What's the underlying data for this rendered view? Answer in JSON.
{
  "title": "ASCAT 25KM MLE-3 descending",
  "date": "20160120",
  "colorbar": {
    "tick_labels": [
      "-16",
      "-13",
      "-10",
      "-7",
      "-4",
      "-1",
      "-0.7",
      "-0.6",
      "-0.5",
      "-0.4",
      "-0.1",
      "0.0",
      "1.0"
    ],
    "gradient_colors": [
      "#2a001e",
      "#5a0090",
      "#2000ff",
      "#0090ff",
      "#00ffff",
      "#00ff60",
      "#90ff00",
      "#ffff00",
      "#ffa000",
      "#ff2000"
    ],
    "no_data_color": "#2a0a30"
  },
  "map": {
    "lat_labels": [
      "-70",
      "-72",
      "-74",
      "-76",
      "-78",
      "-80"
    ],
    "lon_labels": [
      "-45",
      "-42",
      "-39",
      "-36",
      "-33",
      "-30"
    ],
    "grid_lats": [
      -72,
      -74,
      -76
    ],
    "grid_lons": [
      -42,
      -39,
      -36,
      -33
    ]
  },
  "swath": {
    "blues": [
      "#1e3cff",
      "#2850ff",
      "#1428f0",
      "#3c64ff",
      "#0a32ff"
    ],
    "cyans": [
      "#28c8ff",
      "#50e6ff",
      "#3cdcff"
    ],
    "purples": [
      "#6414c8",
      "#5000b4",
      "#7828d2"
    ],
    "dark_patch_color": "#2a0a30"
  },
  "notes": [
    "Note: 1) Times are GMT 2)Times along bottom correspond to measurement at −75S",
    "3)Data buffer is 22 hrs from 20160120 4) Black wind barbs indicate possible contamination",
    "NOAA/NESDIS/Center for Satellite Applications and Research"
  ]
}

◇ ◇ ◇

▶ **Given exercise**
The lines above should be duplicated exactly.

▶ **Solution for this task**
What's the underlying data for this rendered view? Answer in JSON.
{
  "title": "ASCAT 25KM MLE-3 descending",
  "date": "20160120",
  "colorbar": {
    "tick_labels": [
      "-16",
      "-13",
      "-10",
      "-7",
      "-4",
      "-1",
      "-0.7",
      "-0.6",
      "-0.5",
      "-0.4",
      "-0.1",
      "0.0",
      "1.0"
    ],
    "gradient_colors": [
      "#2a001e",
      "#5a0090",
      "#2000ff",
      "#0090ff",
      "#00ffff",
      "#00ff60",
      "#90ff00",
      "#ffff00",
      "#ffa000",
      "#ff2000"
    ],
    "no_data_color": "#2a0a30"
  },
  "map": {
    "lat_labels": [
      "-70",
      "-72",
      "-74",
      "-76",
      "-78",
      "-80"
    ],
    "lon_labels": [
      "-45",
      "-42",
      "-39",
      "-36",
      "-33",
      "-30"
    ],
    "grid_lats": [
      -72,
      -74,
      -76
    ],
    "grid_lons": [
      -42,
      -39,
      -36,
      -33
    ]
  },
  "swath": {
    "blues": [
      "#1e3cff",
      "#2850ff",
      "#1428f0",
      "#3c64ff",
      "#0a32ff"
    ],
    "cyans": [
      "#28c8ff",
      "#50e6ff",
      "#3cdcff"
    ],
    "purples": [
      "#6414c8",
      "#5000b4",
      "#7828d2"
    ],
    "dark_patch_color": "#2a0a30"
  },
  "notes": [
    "Note: 1) Times are GMT 2)Times along bottom correspond to measurement at −75S",
    "3)Data buffer is 22 hrs from 20160120 4) Black wind barbs indicate possible contamination",
    "NOAA/NESDIS/Center for Satellite Applications and Research"
  ]
}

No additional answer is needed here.